▼
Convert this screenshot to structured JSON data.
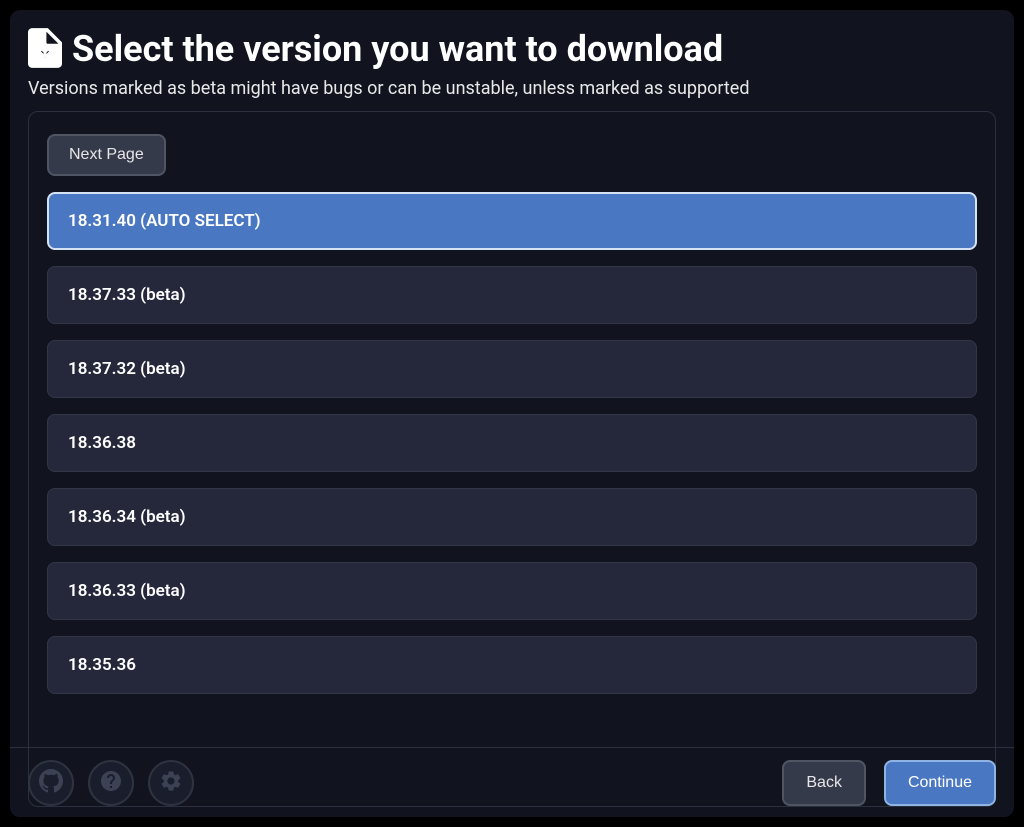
{
  "header": {
    "title": "Select the version you want to download",
    "subtitle": "Versions marked as beta might have bugs or can be unstable, unless marked as supported"
  },
  "pager": {
    "next_label": "Next Page"
  },
  "versions": [
    {
      "label": "18.31.40 (AUTO SELECT)",
      "selected": true
    },
    {
      "label": "18.37.33 (beta)",
      "selected": false
    },
    {
      "label": "18.37.32 (beta)",
      "selected": false
    },
    {
      "label": "18.36.38",
      "selected": false
    },
    {
      "label": "18.36.34 (beta)",
      "selected": false
    },
    {
      "label": "18.36.33 (beta)",
      "selected": false
    },
    {
      "label": "18.35.36",
      "selected": false
    }
  ],
  "footer": {
    "back_label": "Back",
    "continue_label": "Continue",
    "icons": {
      "github": "github-icon",
      "help": "help-icon",
      "settings": "gear-icon"
    }
  }
}
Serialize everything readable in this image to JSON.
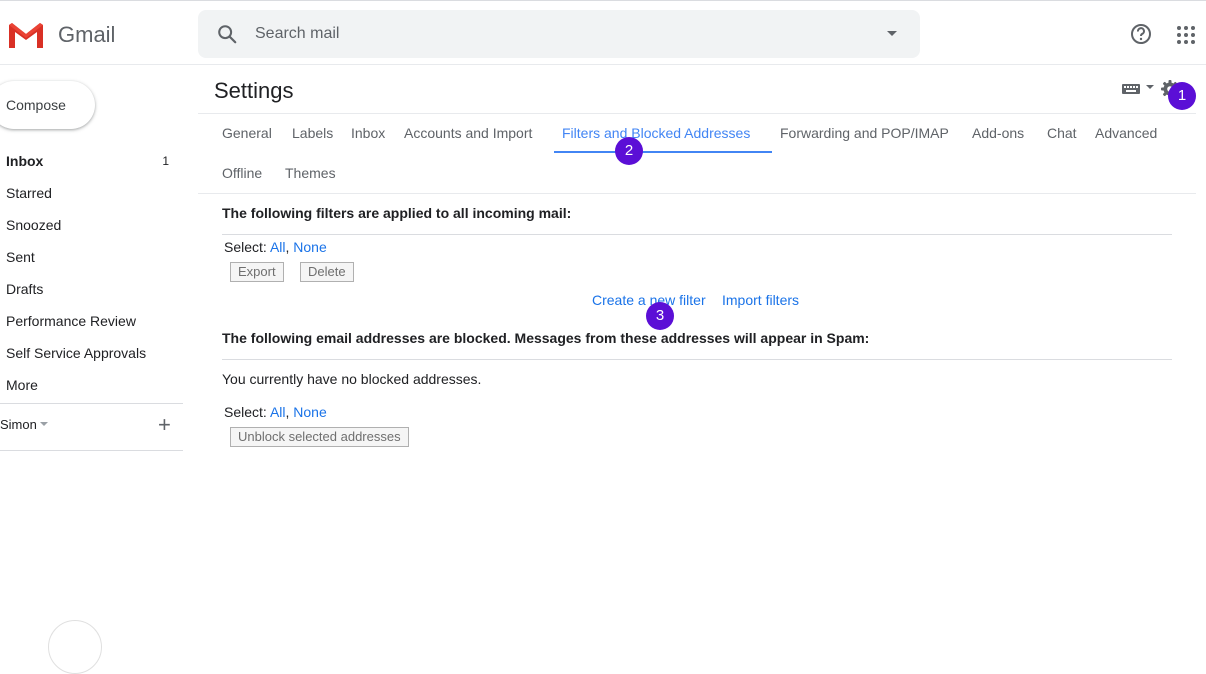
{
  "header": {
    "brand": "Gmail",
    "search_placeholder": "Search mail",
    "icons": [
      "gmail-logo-icon",
      "search-icon",
      "dropdown-caret-icon",
      "help-icon",
      "apps-grid-icon"
    ]
  },
  "sidebar": {
    "compose_label": "Compose",
    "items": [
      {
        "label": "Inbox",
        "count": "1",
        "bold": true
      },
      {
        "label": "Starred",
        "count": ""
      },
      {
        "label": "Snoozed",
        "count": ""
      },
      {
        "label": "Sent",
        "count": ""
      },
      {
        "label": "Drafts",
        "count": ""
      },
      {
        "label": "Performance Review",
        "count": ""
      },
      {
        "label": "Self Service Approvals",
        "count": ""
      },
      {
        "label": "More",
        "count": ""
      }
    ],
    "account_name": "Simon",
    "add_label": "+"
  },
  "settings": {
    "title": "Settings",
    "tabs": [
      {
        "label": "General"
      },
      {
        "label": "Labels"
      },
      {
        "label": "Inbox"
      },
      {
        "label": "Accounts and Import"
      },
      {
        "label": "Filters and Blocked Addresses",
        "active": true
      },
      {
        "label": "Forwarding and POP/IMAP"
      },
      {
        "label": "Add-ons"
      },
      {
        "label": "Chat"
      },
      {
        "label": "Advanced"
      },
      {
        "label": "Offline"
      },
      {
        "label": "Themes"
      }
    ],
    "filters_heading": "The following filters are applied to all incoming mail:",
    "select_label": "Select:",
    "select_all": "All",
    "select_sep": ",",
    "select_none": "None",
    "export_button": "Export",
    "delete_button": "Delete",
    "create_filter_link": "Create a new filter",
    "import_filters_link": "Import filters",
    "blocked_heading": "The following email addresses are blocked. Messages from these addresses will appear in Spam:",
    "no_blocked_text": "You currently have no blocked addresses.",
    "unblock_button": "Unblock selected addresses"
  },
  "markers": [
    "1",
    "2",
    "3"
  ],
  "colors": {
    "accent": "#4285f4",
    "link": "#1a73e8",
    "marker": "#5b0fd6"
  }
}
▲
(Task details)
Gather from the records above every line containing the string "true".

(Task answer)
      "selected": true
        "bold": true
        "active": true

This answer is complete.